# SET PROBLEM
Here are some records; copy every line that holds the word "image".

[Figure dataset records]
■ ■ ■ ■ ■ ■ ■

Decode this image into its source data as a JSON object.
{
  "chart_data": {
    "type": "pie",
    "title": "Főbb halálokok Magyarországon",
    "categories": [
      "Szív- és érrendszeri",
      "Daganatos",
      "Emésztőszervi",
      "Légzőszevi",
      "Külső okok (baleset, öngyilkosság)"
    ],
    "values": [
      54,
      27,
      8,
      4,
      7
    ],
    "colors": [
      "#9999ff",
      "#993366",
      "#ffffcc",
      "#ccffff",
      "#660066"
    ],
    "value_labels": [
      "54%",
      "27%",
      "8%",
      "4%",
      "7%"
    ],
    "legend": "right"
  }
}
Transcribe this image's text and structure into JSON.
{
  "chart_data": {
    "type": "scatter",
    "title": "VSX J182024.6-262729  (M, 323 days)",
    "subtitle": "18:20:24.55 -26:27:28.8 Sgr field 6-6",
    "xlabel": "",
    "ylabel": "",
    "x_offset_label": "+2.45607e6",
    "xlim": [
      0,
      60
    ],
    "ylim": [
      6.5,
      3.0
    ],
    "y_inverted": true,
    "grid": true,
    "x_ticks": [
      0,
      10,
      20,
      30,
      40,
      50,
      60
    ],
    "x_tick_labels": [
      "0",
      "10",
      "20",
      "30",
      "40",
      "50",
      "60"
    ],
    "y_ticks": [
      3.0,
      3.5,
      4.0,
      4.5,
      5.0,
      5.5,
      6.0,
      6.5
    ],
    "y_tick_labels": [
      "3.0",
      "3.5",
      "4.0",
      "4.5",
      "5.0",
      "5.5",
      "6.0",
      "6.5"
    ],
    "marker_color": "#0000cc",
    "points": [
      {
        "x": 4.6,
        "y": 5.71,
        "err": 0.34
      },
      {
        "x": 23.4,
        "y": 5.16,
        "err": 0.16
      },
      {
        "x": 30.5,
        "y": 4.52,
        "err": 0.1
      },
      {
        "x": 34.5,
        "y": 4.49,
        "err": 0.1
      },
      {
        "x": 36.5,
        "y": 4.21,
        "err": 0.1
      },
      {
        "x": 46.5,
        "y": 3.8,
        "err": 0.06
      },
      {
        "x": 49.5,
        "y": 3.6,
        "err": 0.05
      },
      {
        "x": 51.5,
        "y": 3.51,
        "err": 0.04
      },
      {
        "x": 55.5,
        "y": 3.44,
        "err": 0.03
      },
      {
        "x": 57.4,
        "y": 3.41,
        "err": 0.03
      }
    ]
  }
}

■ ■ ■ ■ ■ ■ ■

# SOLUTION TO THE EXERCISE
Decode this image into its source data as a JSON object.
Transcribe this image's text and structure into JSON.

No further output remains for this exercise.